--- START ---

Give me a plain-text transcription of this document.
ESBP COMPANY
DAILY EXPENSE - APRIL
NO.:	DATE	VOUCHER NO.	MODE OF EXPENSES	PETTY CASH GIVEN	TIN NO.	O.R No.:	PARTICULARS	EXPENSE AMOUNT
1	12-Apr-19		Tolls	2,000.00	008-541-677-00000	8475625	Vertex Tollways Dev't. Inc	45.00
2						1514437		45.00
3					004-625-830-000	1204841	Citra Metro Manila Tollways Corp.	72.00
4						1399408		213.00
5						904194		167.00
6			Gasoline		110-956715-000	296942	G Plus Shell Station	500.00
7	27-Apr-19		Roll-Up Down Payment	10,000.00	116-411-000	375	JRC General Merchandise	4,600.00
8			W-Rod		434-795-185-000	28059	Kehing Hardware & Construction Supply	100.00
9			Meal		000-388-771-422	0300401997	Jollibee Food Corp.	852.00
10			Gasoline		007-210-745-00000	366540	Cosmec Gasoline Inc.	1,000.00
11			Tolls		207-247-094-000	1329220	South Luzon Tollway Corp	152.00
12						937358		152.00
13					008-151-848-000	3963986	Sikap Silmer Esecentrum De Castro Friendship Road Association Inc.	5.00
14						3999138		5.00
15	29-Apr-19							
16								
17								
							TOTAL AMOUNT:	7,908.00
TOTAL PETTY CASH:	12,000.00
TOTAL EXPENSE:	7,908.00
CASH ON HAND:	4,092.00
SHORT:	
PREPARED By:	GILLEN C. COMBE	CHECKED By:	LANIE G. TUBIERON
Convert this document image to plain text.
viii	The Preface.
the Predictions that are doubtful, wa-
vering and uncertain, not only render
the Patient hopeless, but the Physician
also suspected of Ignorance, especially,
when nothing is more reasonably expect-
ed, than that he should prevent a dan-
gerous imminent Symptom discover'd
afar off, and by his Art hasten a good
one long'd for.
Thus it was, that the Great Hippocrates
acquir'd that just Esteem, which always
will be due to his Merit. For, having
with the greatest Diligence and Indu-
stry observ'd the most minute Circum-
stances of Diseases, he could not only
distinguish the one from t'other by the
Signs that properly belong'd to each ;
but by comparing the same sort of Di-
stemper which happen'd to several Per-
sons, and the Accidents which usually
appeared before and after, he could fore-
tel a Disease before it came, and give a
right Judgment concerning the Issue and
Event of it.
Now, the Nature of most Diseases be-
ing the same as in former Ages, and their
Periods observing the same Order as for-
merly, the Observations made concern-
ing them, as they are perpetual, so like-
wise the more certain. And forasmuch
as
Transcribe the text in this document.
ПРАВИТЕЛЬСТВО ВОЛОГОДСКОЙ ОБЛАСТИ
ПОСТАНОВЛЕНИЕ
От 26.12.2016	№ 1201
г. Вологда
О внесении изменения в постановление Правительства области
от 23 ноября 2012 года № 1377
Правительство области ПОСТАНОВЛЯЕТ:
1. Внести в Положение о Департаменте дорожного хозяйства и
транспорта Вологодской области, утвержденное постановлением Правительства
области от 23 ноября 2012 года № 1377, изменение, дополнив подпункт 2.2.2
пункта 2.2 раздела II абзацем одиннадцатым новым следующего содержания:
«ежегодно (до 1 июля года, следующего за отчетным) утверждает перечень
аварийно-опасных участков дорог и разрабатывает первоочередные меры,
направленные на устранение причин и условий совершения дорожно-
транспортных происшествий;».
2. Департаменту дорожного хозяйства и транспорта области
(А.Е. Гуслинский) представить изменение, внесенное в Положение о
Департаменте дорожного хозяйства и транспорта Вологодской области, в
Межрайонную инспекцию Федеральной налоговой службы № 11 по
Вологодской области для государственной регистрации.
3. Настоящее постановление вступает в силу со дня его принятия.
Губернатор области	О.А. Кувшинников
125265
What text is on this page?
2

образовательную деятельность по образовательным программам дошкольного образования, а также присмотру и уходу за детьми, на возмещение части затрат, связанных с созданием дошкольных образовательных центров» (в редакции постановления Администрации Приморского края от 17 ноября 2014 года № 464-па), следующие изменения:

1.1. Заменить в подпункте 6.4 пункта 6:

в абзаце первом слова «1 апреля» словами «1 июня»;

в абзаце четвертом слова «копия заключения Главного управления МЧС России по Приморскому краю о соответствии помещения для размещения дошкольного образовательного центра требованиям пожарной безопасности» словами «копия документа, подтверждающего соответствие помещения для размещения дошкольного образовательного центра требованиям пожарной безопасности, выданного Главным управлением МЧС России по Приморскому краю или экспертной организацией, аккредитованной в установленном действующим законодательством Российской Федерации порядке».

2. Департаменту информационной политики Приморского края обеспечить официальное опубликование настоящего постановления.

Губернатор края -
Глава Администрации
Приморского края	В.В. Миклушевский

--- END ---

▶ **REQUIREMENTS**
Show the data once more, exactly as it was written.

▶ **RESULT FOR THIS TASK**
Give me a plain-text transcription of this document.
ESBP COMPANY
DAILY EXPENSE - APRIL
NO.:	DATE	VOUCHER NO.	MODE OF EXPENSES	PETTY CASH GIVEN	TIN NO.	O.R No.:	PARTICULARS	EXPENSE AMOUNT
1	12-Apr-19		Tolls	2,000.00	008-541-677-00000	8475625	Vertex Tollways Dev't. Inc	45.00
2						1514437		45.00
3					004-625-830-000	1204841	Citra Metro Manila Tollways Corp.	72.00
4						1399408		213.00
5						904194		167.00
6			Gasoline		110-956715-000	296942	G Plus Shell Station	500.00
7	27-Apr-19		Roll-Up Down Payment	10,000.00	116-411-000	375	JRC General Merchandise	4,600.00
8			W-Rod		434-795-185-000	28059	Kehing Hardware & Construction Supply	100.00
9			Meal		000-388-771-422	0300401997	Jollibee Food Corp.	852.00
10			Gasoline		007-210-745-00000	366540	Cosmec Gasoline Inc.	1,000.00
11			Tolls		207-247-094-000	1329220	South Luzon Tollway Corp	152.00
12						937358		152.00
13					008-151-848-000	3963986	Sikap Silmer Esecentrum De Castro Friendship Road Association Inc.	5.00
14						3999138		5.00
15	29-Apr-19							
16								
17								
							TOTAL AMOUNT:	7,908.00
TOTAL PETTY CASH:	12,000.00
TOTAL EXPENSE:	7,908.00
CASH ON HAND:	4,092.00
SHORT:	
PREPARED By:	GILLEN C. COMBE	CHECKED By:	LANIE G. TUBIERON
Convert this document image to plain text.
viii	The Preface.
the Predictions that are doubtful, wa-
vering and uncertain, not only render
the Patient hopeless, but the Physician
also suspected of Ignorance, especially,
when nothing is more reasonably expect-
ed, than that he should prevent a dan-
gerous imminent Symptom discover'd
afar off, and by his Art hasten a good
one long'd for.
Thus it was, that the Great Hippocrates
acquir'd that just Esteem, which always
will be due to his Merit. For, having
with the greatest Diligence and Indu-
stry observ'd the most minute Circum-
stances of Diseases, he could not only
distinguish the one from t'other by the
Signs that properly belong'd to each ;
but by comparing the same sort of Di-
stemper which happen'd to several Per-
sons, and the Accidents which usually
appeared before and after, he could fore-
tel a Disease before it came, and give a
right Judgment concerning the Issue and
Event of it.
Now, the Nature of most Diseases be-
ing the same as in former Ages, and their
Periods observing the same Order as for-
merly, the Observations made concern-
ing them, as they are perpetual, so like-
wise the more certain. And forasmuch
as
Transcribe the text in this document.
ПРАВИТЕЛЬСТВО ВОЛОГОДСКОЙ ОБЛАСТИ
ПОСТАНОВЛЕНИЕ
От 26.12.2016	№ 1201
г. Вологда
О внесении изменения в постановление Правительства области
от 23 ноября 2012 года № 1377
Правительство области ПОСТАНОВЛЯЕТ:
1. Внести в Положение о Департаменте дорожного хозяйства и
транспорта Вологодской области, утвержденное постановлением Правительства
области от 23 ноября 2012 года № 1377, изменение, дополнив подпункт 2.2.2
пункта 2.2 раздела II абзацем одиннадцатым новым следующего содержания:
«ежегодно (до 1 июля года, следующего за отчетным) утверждает перечень
аварийно-опасных участков дорог и разрабатывает первоочередные меры,
направленные на устранение причин и условий совершения дорожно-
транспортных происшествий;».
2. Департаменту дорожного хозяйства и транспорта области
(А.Е. Гуслинский) представить изменение, внесенное в Положение о
Департаменте дорожного хозяйства и транспорта Вологодской области, в
Межрайонную инспекцию Федеральной налоговой службы № 11 по
Вологодской области для государственной регистрации.
3. Настоящее постановление вступает в силу со дня его принятия.
Губернатор области	О.А. Кувшинников
125265
What text is on this page?
2

образовательную деятельность по образовательным программам дошкольного образования, а также присмотру и уходу за детьми, на возмещение части затрат, связанных с созданием дошкольных образовательных центров» (в редакции постановления Администрации Приморского края от 17 ноября 2014 года № 464-па), следующие изменения:

1.1. Заменить в подпункте 6.4 пункта 6:

в абзаце первом слова «1 апреля» словами «1 июня»;

в абзаце четвертом слова «копия заключения Главного управления МЧС России по Приморскому краю о соответствии помещения для размещения дошкольного образовательного центра требованиям пожарной безопасности» словами «копия документа, подтверждающего соответствие помещения для размещения дошкольного образовательного центра требованиям пожарной безопасности, выданного Главным управлением МЧС России по Приморскому краю или экспертной организацией, аккредитованной в установленном действующим законодательством Российской Федерации порядке».

2. Департаменту информационной политики Приморского края обеспечить официальное опубликование настоящего постановления.

Губернатор края -
Глава Администрации
Приморского края	В.В. Миклушевский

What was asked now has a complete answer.